start Given data

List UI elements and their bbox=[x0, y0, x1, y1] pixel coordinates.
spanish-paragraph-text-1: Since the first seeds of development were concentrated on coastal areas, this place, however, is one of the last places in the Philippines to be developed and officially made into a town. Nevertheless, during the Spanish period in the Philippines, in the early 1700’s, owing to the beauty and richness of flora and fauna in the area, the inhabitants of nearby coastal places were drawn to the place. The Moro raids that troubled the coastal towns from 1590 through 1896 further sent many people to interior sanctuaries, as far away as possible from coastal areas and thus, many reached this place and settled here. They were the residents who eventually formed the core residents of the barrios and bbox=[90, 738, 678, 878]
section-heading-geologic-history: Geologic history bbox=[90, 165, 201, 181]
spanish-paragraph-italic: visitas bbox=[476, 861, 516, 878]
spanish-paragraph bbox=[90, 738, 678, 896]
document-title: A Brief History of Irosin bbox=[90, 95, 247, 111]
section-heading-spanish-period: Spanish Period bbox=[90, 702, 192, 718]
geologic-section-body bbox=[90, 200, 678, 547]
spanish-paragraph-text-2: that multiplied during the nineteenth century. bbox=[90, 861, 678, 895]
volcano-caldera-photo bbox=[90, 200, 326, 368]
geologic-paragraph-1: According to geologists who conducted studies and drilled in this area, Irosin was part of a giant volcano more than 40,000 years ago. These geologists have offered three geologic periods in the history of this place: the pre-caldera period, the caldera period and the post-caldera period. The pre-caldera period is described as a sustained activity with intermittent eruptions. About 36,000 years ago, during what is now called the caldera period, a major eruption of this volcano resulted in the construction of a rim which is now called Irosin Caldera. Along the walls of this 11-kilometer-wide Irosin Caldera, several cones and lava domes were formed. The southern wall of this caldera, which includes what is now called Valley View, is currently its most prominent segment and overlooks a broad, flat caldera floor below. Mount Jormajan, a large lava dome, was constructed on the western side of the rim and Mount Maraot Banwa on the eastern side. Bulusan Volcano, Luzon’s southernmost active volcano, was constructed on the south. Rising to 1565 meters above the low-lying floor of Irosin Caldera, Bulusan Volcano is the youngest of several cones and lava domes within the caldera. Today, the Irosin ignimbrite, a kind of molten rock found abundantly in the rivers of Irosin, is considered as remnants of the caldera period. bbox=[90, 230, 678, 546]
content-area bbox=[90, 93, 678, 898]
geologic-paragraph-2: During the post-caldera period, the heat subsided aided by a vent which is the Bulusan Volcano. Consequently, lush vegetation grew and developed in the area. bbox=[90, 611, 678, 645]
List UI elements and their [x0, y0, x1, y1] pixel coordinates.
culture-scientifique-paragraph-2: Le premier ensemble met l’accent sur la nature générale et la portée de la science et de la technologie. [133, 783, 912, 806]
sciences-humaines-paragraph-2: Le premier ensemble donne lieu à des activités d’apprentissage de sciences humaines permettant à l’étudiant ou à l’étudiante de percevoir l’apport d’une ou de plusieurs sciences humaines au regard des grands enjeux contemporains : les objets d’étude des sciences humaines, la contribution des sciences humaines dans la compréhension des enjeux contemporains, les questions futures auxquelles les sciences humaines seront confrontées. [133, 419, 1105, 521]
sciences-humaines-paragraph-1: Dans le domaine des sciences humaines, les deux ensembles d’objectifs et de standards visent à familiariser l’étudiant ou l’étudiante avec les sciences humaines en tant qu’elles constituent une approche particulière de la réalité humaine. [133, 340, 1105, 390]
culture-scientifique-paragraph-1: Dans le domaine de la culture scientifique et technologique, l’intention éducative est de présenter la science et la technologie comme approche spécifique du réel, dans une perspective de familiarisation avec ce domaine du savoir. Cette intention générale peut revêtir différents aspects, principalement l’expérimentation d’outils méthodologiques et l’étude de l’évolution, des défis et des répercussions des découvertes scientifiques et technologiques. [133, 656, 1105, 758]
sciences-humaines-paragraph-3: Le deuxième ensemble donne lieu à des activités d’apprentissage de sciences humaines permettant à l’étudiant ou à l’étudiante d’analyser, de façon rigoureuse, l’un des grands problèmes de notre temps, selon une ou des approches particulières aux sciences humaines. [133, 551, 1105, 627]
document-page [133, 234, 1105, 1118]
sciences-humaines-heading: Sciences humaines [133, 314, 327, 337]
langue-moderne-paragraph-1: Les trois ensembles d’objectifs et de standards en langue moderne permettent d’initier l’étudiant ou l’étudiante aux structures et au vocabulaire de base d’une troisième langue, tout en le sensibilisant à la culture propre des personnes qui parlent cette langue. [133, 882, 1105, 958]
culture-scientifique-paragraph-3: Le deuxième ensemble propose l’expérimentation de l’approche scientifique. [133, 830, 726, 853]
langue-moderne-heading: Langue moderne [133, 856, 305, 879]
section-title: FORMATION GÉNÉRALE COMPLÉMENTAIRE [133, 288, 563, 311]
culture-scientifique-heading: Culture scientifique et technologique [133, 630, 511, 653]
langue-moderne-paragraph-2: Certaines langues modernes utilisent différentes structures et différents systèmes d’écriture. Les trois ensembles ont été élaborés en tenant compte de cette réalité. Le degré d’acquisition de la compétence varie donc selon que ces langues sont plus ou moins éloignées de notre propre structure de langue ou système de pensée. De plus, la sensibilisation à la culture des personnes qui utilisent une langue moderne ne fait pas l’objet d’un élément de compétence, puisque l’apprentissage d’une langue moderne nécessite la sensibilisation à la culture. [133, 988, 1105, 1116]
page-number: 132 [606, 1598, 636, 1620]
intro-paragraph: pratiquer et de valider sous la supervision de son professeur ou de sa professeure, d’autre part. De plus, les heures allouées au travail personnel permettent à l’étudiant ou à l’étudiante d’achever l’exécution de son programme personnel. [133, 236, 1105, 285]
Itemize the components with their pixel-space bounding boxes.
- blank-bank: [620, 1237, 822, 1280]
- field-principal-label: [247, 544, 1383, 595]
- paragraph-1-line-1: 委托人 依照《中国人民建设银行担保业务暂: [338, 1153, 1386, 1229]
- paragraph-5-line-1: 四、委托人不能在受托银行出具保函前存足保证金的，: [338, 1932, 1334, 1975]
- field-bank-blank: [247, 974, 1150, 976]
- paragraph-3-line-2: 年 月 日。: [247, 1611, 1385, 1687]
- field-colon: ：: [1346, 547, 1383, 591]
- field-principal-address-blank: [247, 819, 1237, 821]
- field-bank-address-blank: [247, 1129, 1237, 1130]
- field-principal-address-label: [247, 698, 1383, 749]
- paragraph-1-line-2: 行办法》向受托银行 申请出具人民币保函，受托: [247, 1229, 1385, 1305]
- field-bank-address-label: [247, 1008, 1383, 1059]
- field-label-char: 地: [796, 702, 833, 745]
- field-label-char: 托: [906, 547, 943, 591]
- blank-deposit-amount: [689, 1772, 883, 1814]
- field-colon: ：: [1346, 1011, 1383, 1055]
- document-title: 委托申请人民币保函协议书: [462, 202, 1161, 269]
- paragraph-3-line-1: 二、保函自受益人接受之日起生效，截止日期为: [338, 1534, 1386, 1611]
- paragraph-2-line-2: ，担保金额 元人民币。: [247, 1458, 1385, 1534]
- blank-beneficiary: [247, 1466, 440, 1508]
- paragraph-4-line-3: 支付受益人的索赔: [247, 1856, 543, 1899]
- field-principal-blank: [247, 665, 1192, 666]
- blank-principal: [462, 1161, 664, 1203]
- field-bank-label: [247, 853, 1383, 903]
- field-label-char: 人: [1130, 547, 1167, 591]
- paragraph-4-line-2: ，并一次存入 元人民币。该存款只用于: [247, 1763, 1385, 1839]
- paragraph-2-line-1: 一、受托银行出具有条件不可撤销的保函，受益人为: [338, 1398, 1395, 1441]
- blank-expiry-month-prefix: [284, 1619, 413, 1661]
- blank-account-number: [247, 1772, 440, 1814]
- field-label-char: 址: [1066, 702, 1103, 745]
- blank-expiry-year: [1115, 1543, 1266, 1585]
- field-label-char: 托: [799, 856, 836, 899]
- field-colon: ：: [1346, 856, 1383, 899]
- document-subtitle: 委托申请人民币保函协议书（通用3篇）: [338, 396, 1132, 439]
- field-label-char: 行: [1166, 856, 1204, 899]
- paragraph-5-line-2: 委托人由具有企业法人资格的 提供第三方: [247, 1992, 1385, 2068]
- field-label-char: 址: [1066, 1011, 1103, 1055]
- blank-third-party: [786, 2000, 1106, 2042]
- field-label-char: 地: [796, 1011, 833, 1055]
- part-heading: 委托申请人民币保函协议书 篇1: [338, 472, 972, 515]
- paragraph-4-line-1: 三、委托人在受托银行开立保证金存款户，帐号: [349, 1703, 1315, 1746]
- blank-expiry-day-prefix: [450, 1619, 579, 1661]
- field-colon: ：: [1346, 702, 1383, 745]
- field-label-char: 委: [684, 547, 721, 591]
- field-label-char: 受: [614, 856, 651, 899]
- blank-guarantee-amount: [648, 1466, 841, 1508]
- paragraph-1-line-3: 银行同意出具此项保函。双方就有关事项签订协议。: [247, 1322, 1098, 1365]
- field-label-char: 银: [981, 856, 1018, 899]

end Given data

▶ **Problem statement**: Gather every line in the entries above that contains a word beginning with "prefix". Treat uppercase and lowercase letters as different.

▶ **Problem solution**:
- blank-expiry-month-prefix: [284, 1619, 413, 1661]
- blank-expiry-day-prefix: [450, 1619, 579, 1661]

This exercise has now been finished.